## [What this task involves]
Take the line with "Type out the text in this image." and every line after it, through the end of the listing, and give them again exactly, pictures excluded.
+++
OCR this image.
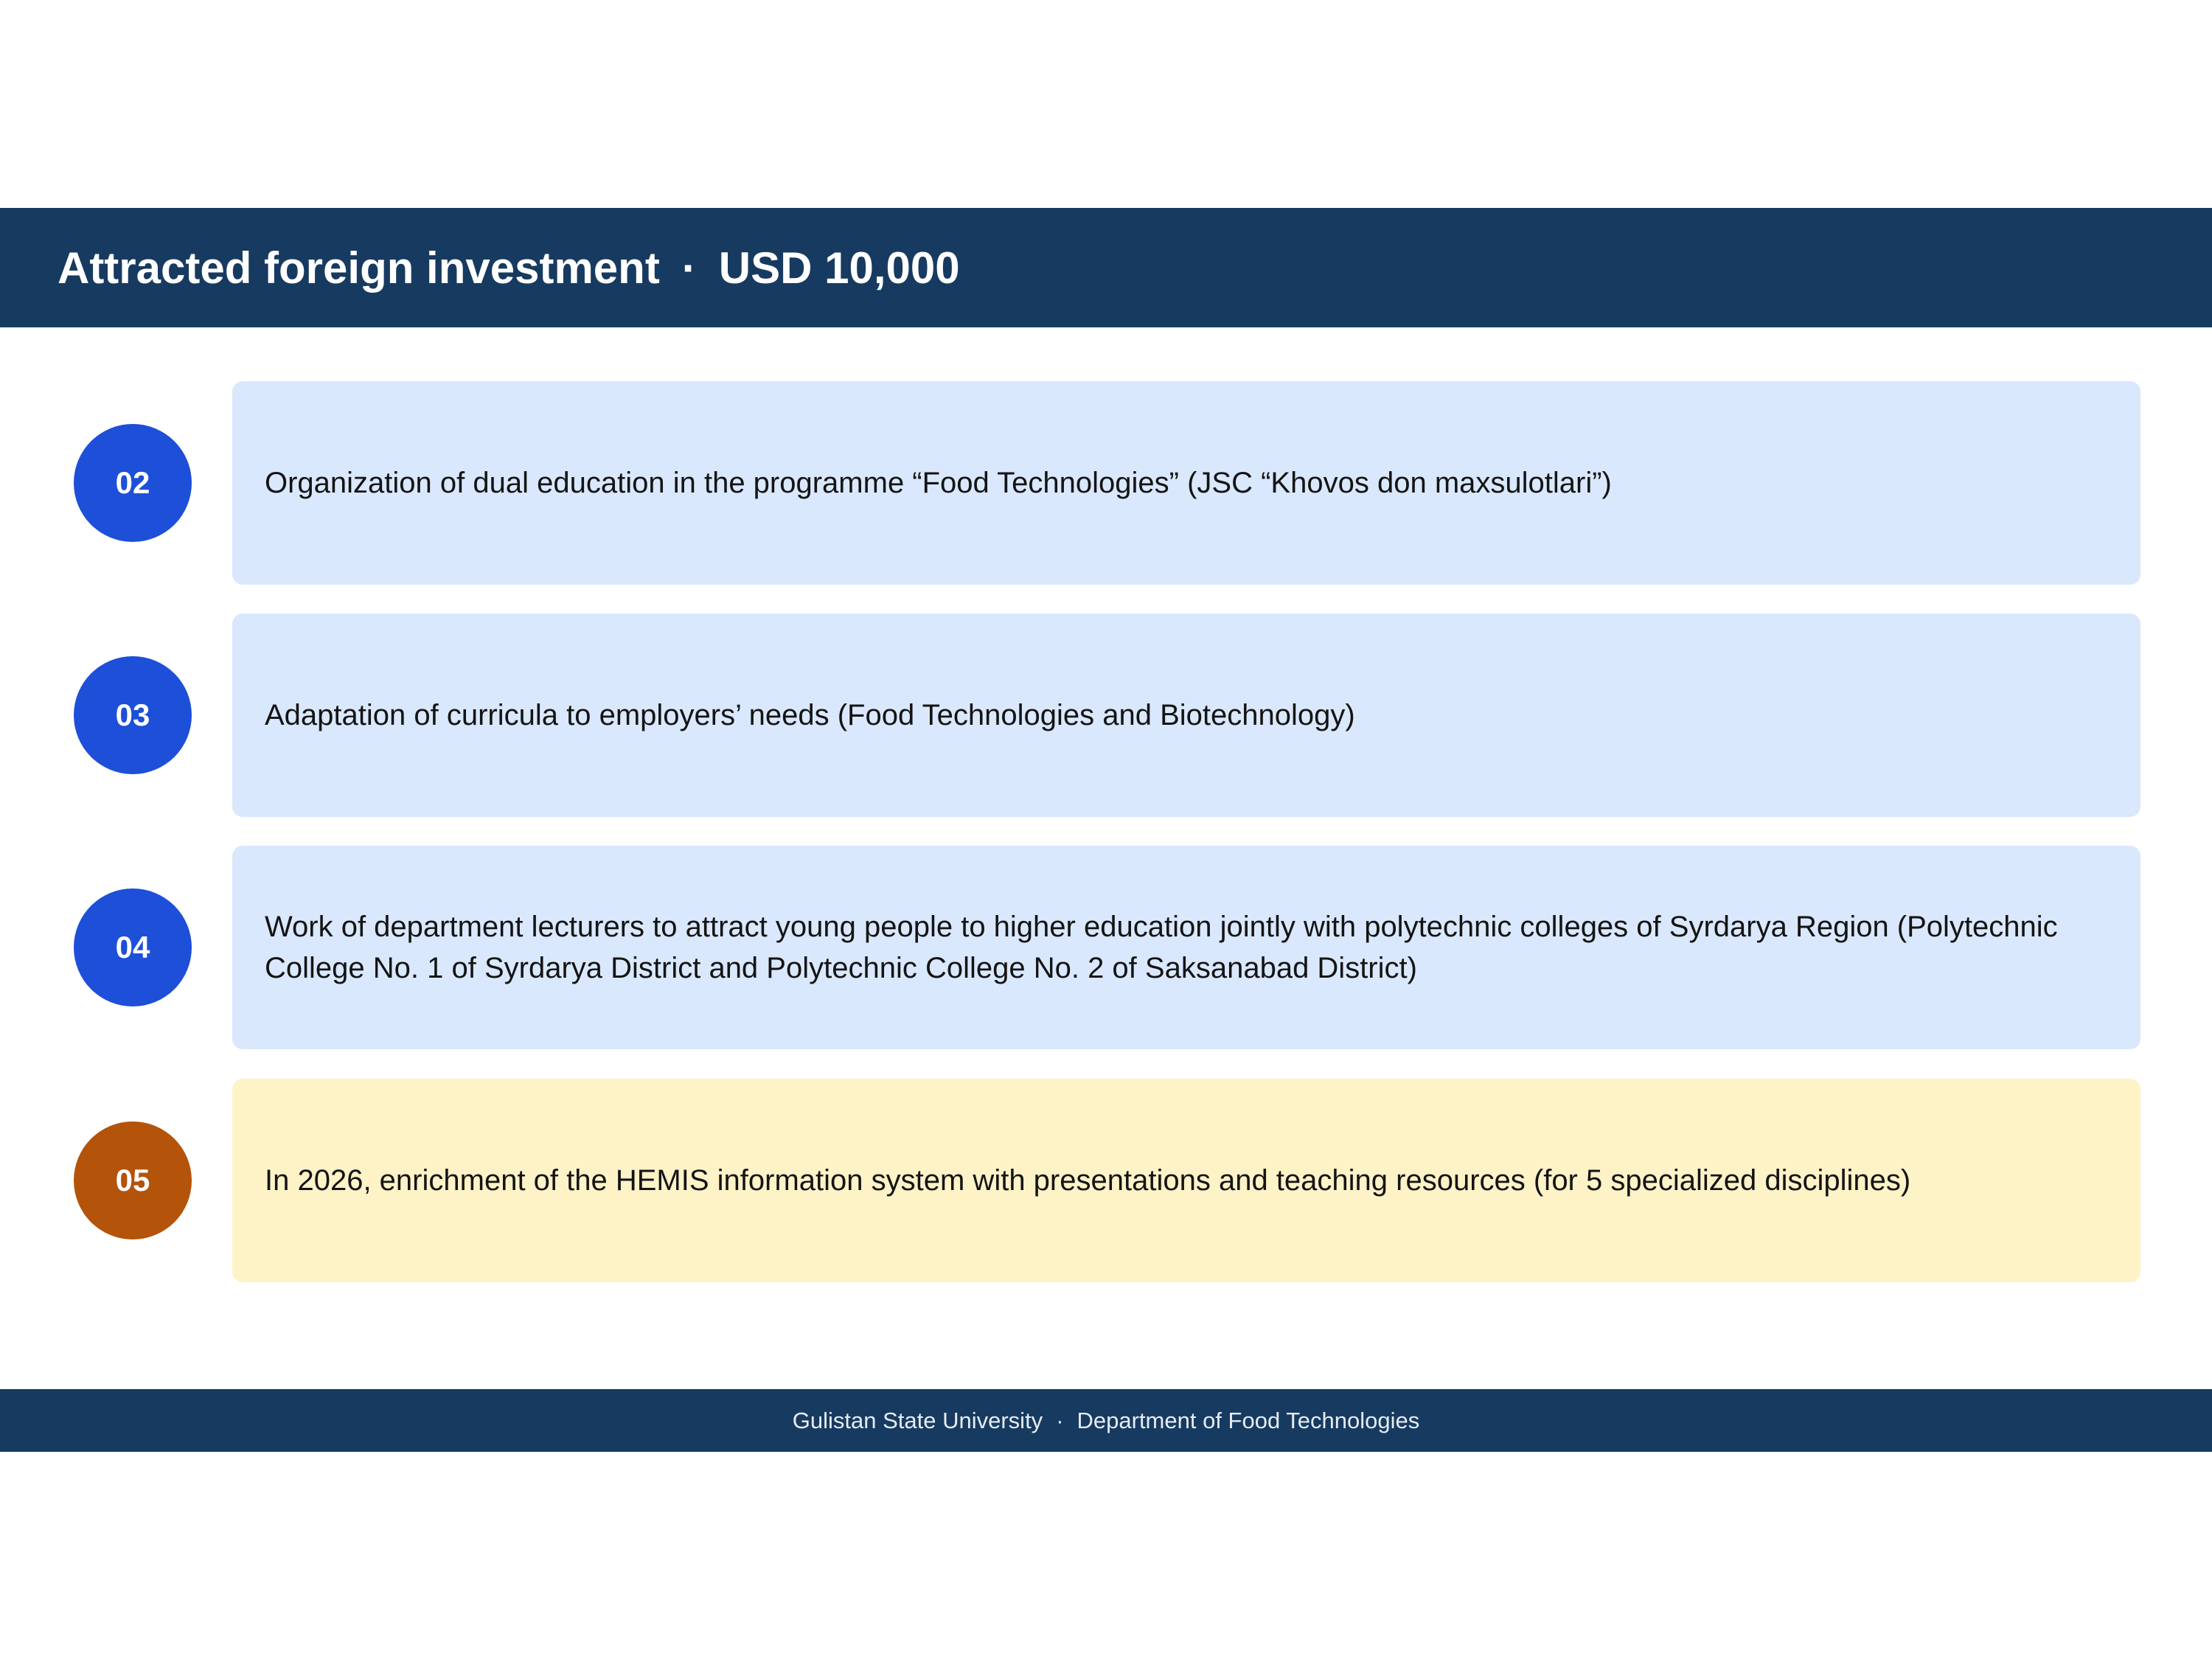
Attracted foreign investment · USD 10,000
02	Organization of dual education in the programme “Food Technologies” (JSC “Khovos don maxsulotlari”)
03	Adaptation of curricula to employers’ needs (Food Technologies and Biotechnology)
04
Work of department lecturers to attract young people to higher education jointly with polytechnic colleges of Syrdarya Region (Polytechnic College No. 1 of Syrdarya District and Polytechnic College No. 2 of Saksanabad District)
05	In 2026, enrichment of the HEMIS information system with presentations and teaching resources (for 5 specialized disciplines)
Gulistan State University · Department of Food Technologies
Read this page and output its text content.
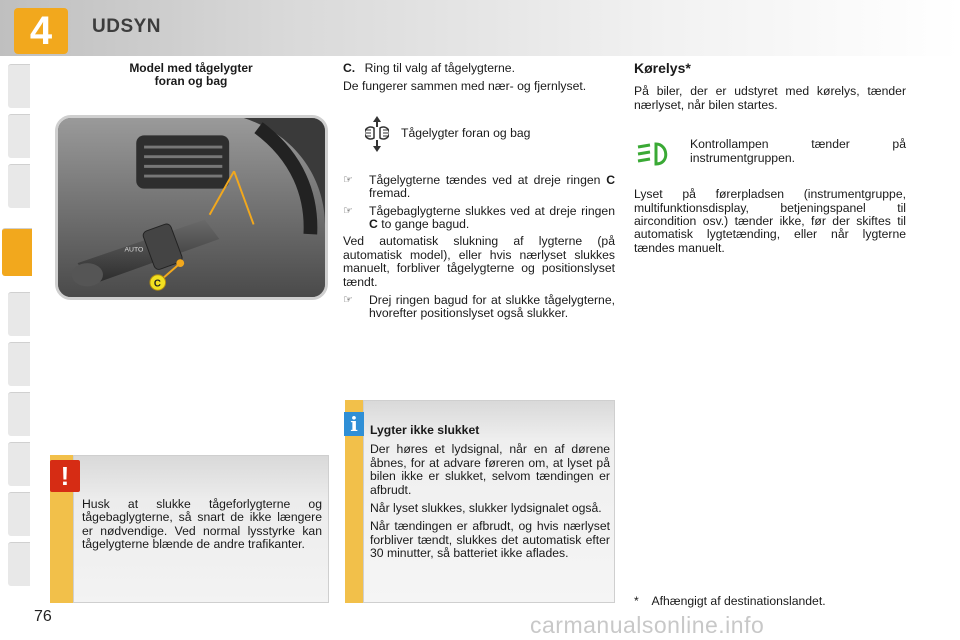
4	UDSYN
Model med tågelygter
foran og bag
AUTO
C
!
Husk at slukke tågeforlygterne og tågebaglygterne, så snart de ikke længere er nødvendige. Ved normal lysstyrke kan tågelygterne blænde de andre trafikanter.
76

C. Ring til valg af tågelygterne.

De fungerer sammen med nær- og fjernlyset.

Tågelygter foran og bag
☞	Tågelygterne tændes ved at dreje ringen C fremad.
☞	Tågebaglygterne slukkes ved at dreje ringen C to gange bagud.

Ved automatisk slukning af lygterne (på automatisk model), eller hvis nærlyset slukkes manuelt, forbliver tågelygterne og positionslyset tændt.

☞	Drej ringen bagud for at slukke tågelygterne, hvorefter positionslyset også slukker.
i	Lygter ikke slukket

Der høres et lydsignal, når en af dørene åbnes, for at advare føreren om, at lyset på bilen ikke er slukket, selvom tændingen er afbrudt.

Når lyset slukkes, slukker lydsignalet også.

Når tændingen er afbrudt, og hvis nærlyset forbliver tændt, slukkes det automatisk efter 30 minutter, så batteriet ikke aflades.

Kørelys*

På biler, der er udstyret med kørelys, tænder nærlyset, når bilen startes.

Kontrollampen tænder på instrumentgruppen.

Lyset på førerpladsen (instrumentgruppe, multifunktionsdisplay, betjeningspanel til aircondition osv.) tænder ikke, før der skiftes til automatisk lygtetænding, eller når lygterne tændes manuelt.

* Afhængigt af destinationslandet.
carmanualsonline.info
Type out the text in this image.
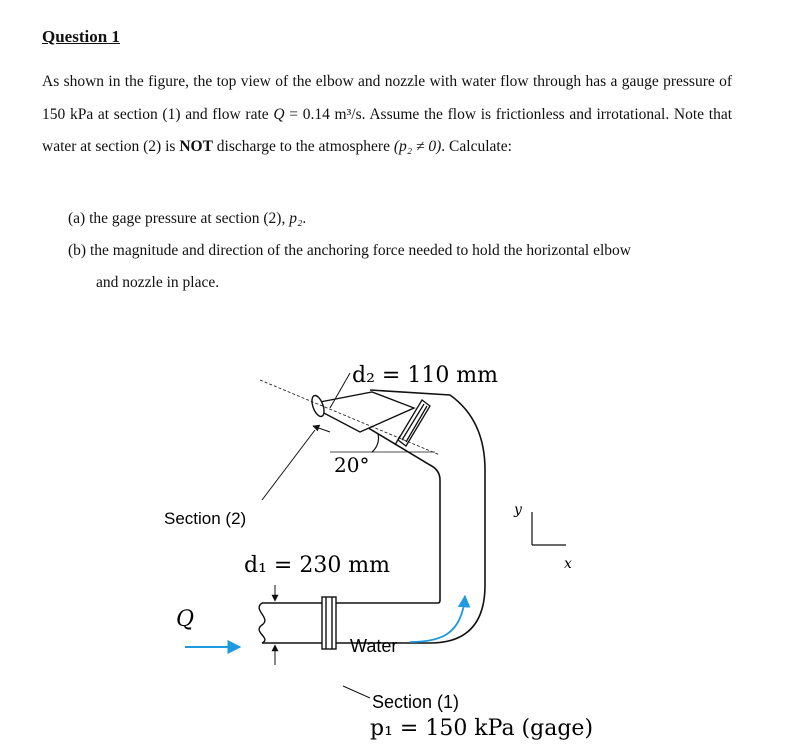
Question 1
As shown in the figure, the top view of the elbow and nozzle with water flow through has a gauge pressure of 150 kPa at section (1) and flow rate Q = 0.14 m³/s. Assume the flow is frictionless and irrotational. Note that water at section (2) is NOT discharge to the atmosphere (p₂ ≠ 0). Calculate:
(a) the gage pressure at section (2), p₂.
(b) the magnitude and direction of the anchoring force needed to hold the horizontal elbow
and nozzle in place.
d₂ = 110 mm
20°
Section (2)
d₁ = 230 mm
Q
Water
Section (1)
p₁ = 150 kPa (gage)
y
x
+++
## [Full output]
Type out the text in this image.
Question 1
As shown in the figure, the top view of the elbow and nozzle with water flow through has a gauge pressure of 150 kPa at section (1) and flow rate Q = 0.14 m³/s. Assume the flow is frictionless and irrotational. Note that water at section (2) is NOT discharge to the atmosphere (p₂ ≠ 0). Calculate:
(a) the gage pressure at section (2), p₂.
(b) the magnitude and direction of the anchoring force needed to hold the horizontal elbow
and nozzle in place.
d₂ = 110 mm
20°
Section (2)
d₁ = 230 mm
Q
Water
Section (1)
p₁ = 150 kPa (gage)
y
x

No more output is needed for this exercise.